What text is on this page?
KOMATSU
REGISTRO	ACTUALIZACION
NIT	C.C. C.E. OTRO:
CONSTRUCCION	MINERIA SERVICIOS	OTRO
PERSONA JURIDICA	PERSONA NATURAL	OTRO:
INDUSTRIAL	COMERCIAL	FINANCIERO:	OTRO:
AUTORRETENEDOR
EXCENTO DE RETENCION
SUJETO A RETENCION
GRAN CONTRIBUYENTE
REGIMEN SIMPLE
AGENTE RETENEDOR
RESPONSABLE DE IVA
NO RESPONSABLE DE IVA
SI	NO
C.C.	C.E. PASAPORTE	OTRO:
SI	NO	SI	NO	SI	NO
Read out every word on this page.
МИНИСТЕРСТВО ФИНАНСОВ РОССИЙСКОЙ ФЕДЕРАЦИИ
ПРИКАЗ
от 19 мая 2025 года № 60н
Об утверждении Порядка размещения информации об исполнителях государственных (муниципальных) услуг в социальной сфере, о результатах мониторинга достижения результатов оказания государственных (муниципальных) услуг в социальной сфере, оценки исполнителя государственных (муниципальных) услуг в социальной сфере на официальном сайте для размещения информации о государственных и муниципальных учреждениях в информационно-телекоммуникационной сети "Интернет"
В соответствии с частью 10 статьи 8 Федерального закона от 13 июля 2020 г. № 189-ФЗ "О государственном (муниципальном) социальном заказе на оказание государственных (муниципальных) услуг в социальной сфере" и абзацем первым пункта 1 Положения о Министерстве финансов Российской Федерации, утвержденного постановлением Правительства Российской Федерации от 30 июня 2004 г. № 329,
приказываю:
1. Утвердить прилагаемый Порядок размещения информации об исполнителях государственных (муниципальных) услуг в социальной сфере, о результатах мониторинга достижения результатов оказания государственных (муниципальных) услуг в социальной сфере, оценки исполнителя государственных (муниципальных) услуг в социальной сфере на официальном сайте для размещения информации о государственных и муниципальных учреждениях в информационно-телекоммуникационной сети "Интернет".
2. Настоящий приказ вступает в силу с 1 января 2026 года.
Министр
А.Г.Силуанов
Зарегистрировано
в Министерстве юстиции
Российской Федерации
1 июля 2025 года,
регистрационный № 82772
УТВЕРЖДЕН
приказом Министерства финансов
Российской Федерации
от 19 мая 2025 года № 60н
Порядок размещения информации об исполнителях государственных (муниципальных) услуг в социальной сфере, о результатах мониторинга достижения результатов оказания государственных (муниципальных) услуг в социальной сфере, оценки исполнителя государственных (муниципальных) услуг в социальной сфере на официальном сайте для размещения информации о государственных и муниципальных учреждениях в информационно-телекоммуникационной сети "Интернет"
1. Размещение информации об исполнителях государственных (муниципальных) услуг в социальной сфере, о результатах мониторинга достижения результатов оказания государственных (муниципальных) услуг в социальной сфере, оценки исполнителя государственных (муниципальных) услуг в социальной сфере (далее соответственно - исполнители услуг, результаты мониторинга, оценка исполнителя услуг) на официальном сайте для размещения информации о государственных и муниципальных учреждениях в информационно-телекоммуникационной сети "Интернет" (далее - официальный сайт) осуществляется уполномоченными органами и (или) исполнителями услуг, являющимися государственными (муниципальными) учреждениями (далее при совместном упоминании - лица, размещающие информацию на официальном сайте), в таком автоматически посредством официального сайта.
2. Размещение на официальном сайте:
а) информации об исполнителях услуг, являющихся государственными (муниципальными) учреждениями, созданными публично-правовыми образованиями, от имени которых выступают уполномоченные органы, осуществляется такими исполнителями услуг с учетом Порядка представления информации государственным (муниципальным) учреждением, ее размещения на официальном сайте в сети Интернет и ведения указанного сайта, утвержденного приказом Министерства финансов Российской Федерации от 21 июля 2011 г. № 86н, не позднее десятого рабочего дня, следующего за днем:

== TASK DETAILS ==
Repeat every line of the data, exactly and in full.

== ANSWER FOR THIS EXERCISE ==
What text is on this page?
KOMATSU
REGISTRO	ACTUALIZACION
NIT	C.C. C.E. OTRO:
CONSTRUCCION	MINERIA SERVICIOS	OTRO
PERSONA JURIDICA	PERSONA NATURAL	OTRO:
INDUSTRIAL	COMERCIAL	FINANCIERO:	OTRO:
AUTORRETENEDOR
EXCENTO DE RETENCION
SUJETO A RETENCION
GRAN CONTRIBUYENTE
REGIMEN SIMPLE
AGENTE RETENEDOR
RESPONSABLE DE IVA
NO RESPONSABLE DE IVA
SI	NO
C.C.	C.E. PASAPORTE	OTRO:
SI	NO	SI	NO	SI	NO
Read out every word on this page.
МИНИСТЕРСТВО ФИНАНСОВ РОССИЙСКОЙ ФЕДЕРАЦИИ
ПРИКАЗ
от 19 мая 2025 года № 60н
Об утверждении Порядка размещения информации об исполнителях государственных (муниципальных) услуг в социальной сфере, о результатах мониторинга достижения результатов оказания государственных (муниципальных) услуг в социальной сфере, оценки исполнителя государственных (муниципальных) услуг в социальной сфере на официальном сайте для размещения информации о государственных и муниципальных учреждениях в информационно-телекоммуникационной сети "Интернет"
В соответствии с частью 10 статьи 8 Федерального закона от 13 июля 2020 г. № 189-ФЗ "О государственном (муниципальном) социальном заказе на оказание государственных (муниципальных) услуг в социальной сфере" и абзацем первым пункта 1 Положения о Министерстве финансов Российской Федерации, утвержденного постановлением Правительства Российской Федерации от 30 июня 2004 г. № 329,
приказываю:
1. Утвердить прилагаемый Порядок размещения информации об исполнителях государственных (муниципальных) услуг в социальной сфере, о результатах мониторинга достижения результатов оказания государственных (муниципальных) услуг в социальной сфере, оценки исполнителя государственных (муниципальных) услуг в социальной сфере на официальном сайте для размещения информации о государственных и муниципальных учреждениях в информационно-телекоммуникационной сети "Интернет".
2. Настоящий приказ вступает в силу с 1 января 2026 года.
Министр
А.Г.Силуанов
Зарегистрировано
в Министерстве юстиции
Российской Федерации
1 июля 2025 года,
регистрационный № 82772
УТВЕРЖДЕН
приказом Министерства финансов
Российской Федерации
от 19 мая 2025 года № 60н
Порядок размещения информации об исполнителях государственных (муниципальных) услуг в социальной сфере, о результатах мониторинга достижения результатов оказания государственных (муниципальных) услуг в социальной сфере, оценки исполнителя государственных (муниципальных) услуг в социальной сфере на официальном сайте для размещения информации о государственных и муниципальных учреждениях в информационно-телекоммуникационной сети "Интернет"
1. Размещение информации об исполнителях государственных (муниципальных) услуг в социальной сфере, о результатах мониторинга достижения результатов оказания государственных (муниципальных) услуг в социальной сфере, оценки исполнителя государственных (муниципальных) услуг в социальной сфере (далее соответственно - исполнители услуг, результаты мониторинга, оценка исполнителя услуг) на официальном сайте для размещения информации о государственных и муниципальных учреждениях в информационно-телекоммуникационной сети "Интернет" (далее - официальный сайт) осуществляется уполномоченными органами и (или) исполнителями услуг, являющимися государственными (муниципальными) учреждениями (далее при совместном упоминании - лица, размещающие информацию на официальном сайте), в таком автоматически посредством официального сайта.
2. Размещение на официальном сайте:
а) информации об исполнителях услуг, являющихся государственными (муниципальными) учреждениями, созданными публично-правовыми образованиями, от имени которых выступают уполномоченные органы, осуществляется такими исполнителями услуг с учетом Порядка представления информации государственным (муниципальным) учреждением, ее размещения на официальном сайте в сети Интернет и ведения указанного сайта, утвержденного приказом Министерства финансов Российской Федерации от 21 июля 2011 г. № 86н, не позднее десятого рабочего дня, следующего за днем:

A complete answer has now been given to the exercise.